**Work to do:** Your task is to repeat the entries word for word while leaving out the pictures.

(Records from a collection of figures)
+ + + + +

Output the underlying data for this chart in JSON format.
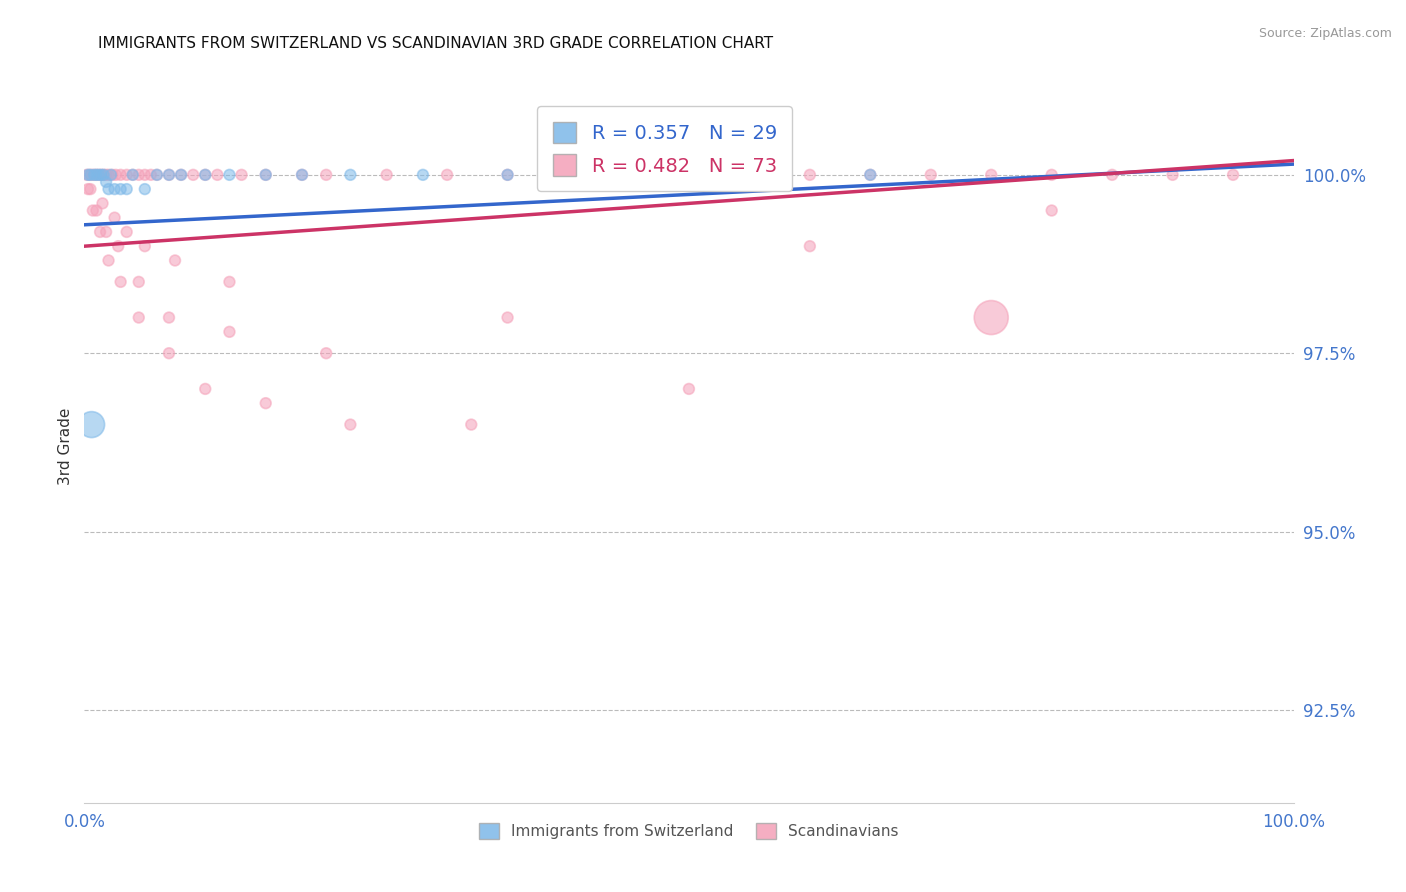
{
  "title": "IMMIGRANTS FROM SWITZERLAND VS SCANDINAVIAN 3RD GRADE CORRELATION CHART",
  "source": "Source: ZipAtlas.com",
  "ylabel": "3rd Grade",
  "xlim": [
    0.0,
    100.0
  ],
  "ylim": [
    91.2,
    101.2
  ],
  "yticks": [
    92.5,
    95.0,
    97.5,
    100.0
  ],
  "xticks": [
    0.0,
    25.0,
    50.0,
    75.0,
    100.0
  ],
  "xtick_labels": [
    "0.0%",
    "",
    "",
    "",
    "100.0%"
  ],
  "ytick_labels": [
    "92.5%",
    "95.0%",
    "97.5%",
    "100.0%"
  ],
  "legend_blue_label": "Immigrants from Switzerland",
  "legend_pink_label": "Scandinavians",
  "R_blue": 0.357,
  "N_blue": 29,
  "R_pink": 0.482,
  "N_pink": 73,
  "blue_color": "#7db8e8",
  "pink_color": "#f4a0b8",
  "blue_line_color": "#3366cc",
  "pink_line_color": "#cc3366",
  "title_color": "#111111",
  "axis_label_color": "#333333",
  "tick_color": "#4477cc",
  "grid_color": "#bbbbbb",
  "background_color": "#ffffff",
  "blue_scatter_x": [
    0.3,
    0.5,
    0.8,
    1.0,
    1.2,
    1.4,
    1.6,
    1.8,
    2.0,
    2.2,
    2.5,
    3.0,
    3.5,
    4.0,
    5.0,
    6.0,
    7.0,
    8.0,
    10.0,
    12.0,
    15.0,
    18.0,
    22.0,
    28.0,
    35.0,
    45.0,
    55.0,
    65.0,
    0.6
  ],
  "blue_scatter_y": [
    100.0,
    100.0,
    100.0,
    100.0,
    100.0,
    100.0,
    100.0,
    99.9,
    99.8,
    100.0,
    99.8,
    99.8,
    99.8,
    100.0,
    99.8,
    100.0,
    100.0,
    100.0,
    100.0,
    100.0,
    100.0,
    100.0,
    100.0,
    100.0,
    100.0,
    100.0,
    100.0,
    100.0,
    96.5
  ],
  "blue_scatter_size": [
    60,
    60,
    60,
    60,
    60,
    60,
    60,
    60,
    60,
    60,
    60,
    60,
    60,
    60,
    60,
    60,
    60,
    60,
    60,
    60,
    60,
    60,
    60,
    60,
    60,
    60,
    60,
    60,
    350
  ],
  "pink_scatter_x": [
    0.2,
    0.4,
    0.6,
    0.8,
    1.0,
    1.2,
    1.4,
    1.6,
    1.8,
    2.0,
    2.3,
    2.6,
    3.0,
    3.5,
    4.0,
    4.5,
    5.0,
    5.5,
    6.0,
    7.0,
    8.0,
    9.0,
    10.0,
    11.0,
    13.0,
    15.0,
    18.0,
    20.0,
    25.0,
    30.0,
    35.0,
    40.0,
    45.0,
    50.0,
    55.0,
    60.0,
    65.0,
    70.0,
    75.0,
    80.0,
    85.0,
    90.0,
    95.0,
    1.5,
    2.5,
    3.5,
    5.0,
    7.5,
    12.0,
    0.5,
    1.0,
    1.8,
    2.8,
    4.5,
    7.0,
    12.0,
    20.0,
    35.0,
    60.0,
    80.0,
    0.3,
    0.7,
    1.3,
    2.0,
    3.0,
    4.5,
    7.0,
    10.0,
    15.0,
    22.0,
    32.0,
    50.0,
    75.0
  ],
  "pink_scatter_y": [
    100.0,
    100.0,
    100.0,
    100.0,
    100.0,
    100.0,
    100.0,
    100.0,
    100.0,
    100.0,
    100.0,
    100.0,
    100.0,
    100.0,
    100.0,
    100.0,
    100.0,
    100.0,
    100.0,
    100.0,
    100.0,
    100.0,
    100.0,
    100.0,
    100.0,
    100.0,
    100.0,
    100.0,
    100.0,
    100.0,
    100.0,
    100.0,
    100.0,
    100.0,
    100.0,
    100.0,
    100.0,
    100.0,
    100.0,
    100.0,
    100.0,
    100.0,
    100.0,
    99.6,
    99.4,
    99.2,
    99.0,
    98.8,
    98.5,
    99.8,
    99.5,
    99.2,
    99.0,
    98.5,
    98.0,
    97.8,
    97.5,
    98.0,
    99.0,
    99.5,
    99.8,
    99.5,
    99.2,
    98.8,
    98.5,
    98.0,
    97.5,
    97.0,
    96.8,
    96.5,
    96.5,
    97.0,
    98.0
  ],
  "pink_scatter_size": [
    60,
    60,
    60,
    60,
    60,
    60,
    60,
    60,
    60,
    60,
    60,
    60,
    60,
    60,
    60,
    60,
    60,
    60,
    60,
    60,
    60,
    60,
    60,
    60,
    60,
    60,
    60,
    60,
    60,
    60,
    60,
    60,
    60,
    60,
    60,
    60,
    60,
    60,
    60,
    60,
    60,
    60,
    60,
    60,
    60,
    60,
    60,
    60,
    60,
    60,
    60,
    60,
    60,
    60,
    60,
    60,
    60,
    60,
    60,
    60,
    60,
    60,
    60,
    60,
    60,
    60,
    60,
    60,
    60,
    60,
    60,
    60,
    600
  ],
  "blue_trend_x": [
    0.0,
    100.0
  ],
  "blue_trend_y": [
    99.3,
    100.15
  ],
  "pink_trend_x": [
    0.0,
    100.0
  ],
  "pink_trend_y": [
    99.0,
    100.2
  ]
}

+ + + + +

**Response below:**
Output the underlying data for this chart in JSON format.
{
  "title": "IMMIGRANTS FROM SWITZERLAND VS SCANDINAVIAN 3RD GRADE CORRELATION CHART",
  "source": "Source: ZipAtlas.com",
  "ylabel": "3rd Grade",
  "xlim": [
    0.0,
    100.0
  ],
  "ylim": [
    91.2,
    101.2
  ],
  "yticks": [
    92.5,
    95.0,
    97.5,
    100.0
  ],
  "xticks": [
    0.0,
    25.0,
    50.0,
    75.0,
    100.0
  ],
  "xtick_labels": [
    "0.0%",
    "",
    "",
    "",
    "100.0%"
  ],
  "ytick_labels": [
    "92.5%",
    "95.0%",
    "97.5%",
    "100.0%"
  ],
  "legend_blue_label": "Immigrants from Switzerland",
  "legend_pink_label": "Scandinavians",
  "R_blue": 0.357,
  "N_blue": 29,
  "R_pink": 0.482,
  "N_pink": 73,
  "blue_color": "#7db8e8",
  "pink_color": "#f4a0b8",
  "blue_line_color": "#3366cc",
  "pink_line_color": "#cc3366",
  "title_color": "#111111",
  "axis_label_color": "#333333",
  "tick_color": "#4477cc",
  "grid_color": "#bbbbbb",
  "background_color": "#ffffff",
  "blue_scatter_x": [
    0.3,
    0.5,
    0.8,
    1.0,
    1.2,
    1.4,
    1.6,
    1.8,
    2.0,
    2.2,
    2.5,
    3.0,
    3.5,
    4.0,
    5.0,
    6.0,
    7.0,
    8.0,
    10.0,
    12.0,
    15.0,
    18.0,
    22.0,
    28.0,
    35.0,
    45.0,
    55.0,
    65.0,
    0.6
  ],
  "blue_scatter_y": [
    100.0,
    100.0,
    100.0,
    100.0,
    100.0,
    100.0,
    100.0,
    99.9,
    99.8,
    100.0,
    99.8,
    99.8,
    99.8,
    100.0,
    99.8,
    100.0,
    100.0,
    100.0,
    100.0,
    100.0,
    100.0,
    100.0,
    100.0,
    100.0,
    100.0,
    100.0,
    100.0,
    100.0,
    96.5
  ],
  "blue_scatter_size": [
    60,
    60,
    60,
    60,
    60,
    60,
    60,
    60,
    60,
    60,
    60,
    60,
    60,
    60,
    60,
    60,
    60,
    60,
    60,
    60,
    60,
    60,
    60,
    60,
    60,
    60,
    60,
    60,
    350
  ],
  "pink_scatter_x": [
    0.2,
    0.4,
    0.6,
    0.8,
    1.0,
    1.2,
    1.4,
    1.6,
    1.8,
    2.0,
    2.3,
    2.6,
    3.0,
    3.5,
    4.0,
    4.5,
    5.0,
    5.5,
    6.0,
    7.0,
    8.0,
    9.0,
    10.0,
    11.0,
    13.0,
    15.0,
    18.0,
    20.0,
    25.0,
    30.0,
    35.0,
    40.0,
    45.0,
    50.0,
    55.0,
    60.0,
    65.0,
    70.0,
    75.0,
    80.0,
    85.0,
    90.0,
    95.0,
    1.5,
    2.5,
    3.5,
    5.0,
    7.5,
    12.0,
    0.5,
    1.0,
    1.8,
    2.8,
    4.5,
    7.0,
    12.0,
    20.0,
    35.0,
    60.0,
    80.0,
    0.3,
    0.7,
    1.3,
    2.0,
    3.0,
    4.5,
    7.0,
    10.0,
    15.0,
    22.0,
    32.0,
    50.0,
    75.0
  ],
  "pink_scatter_y": [
    100.0,
    100.0,
    100.0,
    100.0,
    100.0,
    100.0,
    100.0,
    100.0,
    100.0,
    100.0,
    100.0,
    100.0,
    100.0,
    100.0,
    100.0,
    100.0,
    100.0,
    100.0,
    100.0,
    100.0,
    100.0,
    100.0,
    100.0,
    100.0,
    100.0,
    100.0,
    100.0,
    100.0,
    100.0,
    100.0,
    100.0,
    100.0,
    100.0,
    100.0,
    100.0,
    100.0,
    100.0,
    100.0,
    100.0,
    100.0,
    100.0,
    100.0,
    100.0,
    99.6,
    99.4,
    99.2,
    99.0,
    98.8,
    98.5,
    99.8,
    99.5,
    99.2,
    99.0,
    98.5,
    98.0,
    97.8,
    97.5,
    98.0,
    99.0,
    99.5,
    99.8,
    99.5,
    99.2,
    98.8,
    98.5,
    98.0,
    97.5,
    97.0,
    96.8,
    96.5,
    96.5,
    97.0,
    98.0
  ],
  "pink_scatter_size": [
    60,
    60,
    60,
    60,
    60,
    60,
    60,
    60,
    60,
    60,
    60,
    60,
    60,
    60,
    60,
    60,
    60,
    60,
    60,
    60,
    60,
    60,
    60,
    60,
    60,
    60,
    60,
    60,
    60,
    60,
    60,
    60,
    60,
    60,
    60,
    60,
    60,
    60,
    60,
    60,
    60,
    60,
    60,
    60,
    60,
    60,
    60,
    60,
    60,
    60,
    60,
    60,
    60,
    60,
    60,
    60,
    60,
    60,
    60,
    60,
    60,
    60,
    60,
    60,
    60,
    60,
    60,
    60,
    60,
    60,
    60,
    60,
    600
  ],
  "blue_trend_x": [
    0.0,
    100.0
  ],
  "blue_trend_y": [
    99.3,
    100.15
  ],
  "pink_trend_x": [
    0.0,
    100.0
  ],
  "pink_trend_y": [
    99.0,
    100.2
  ]
}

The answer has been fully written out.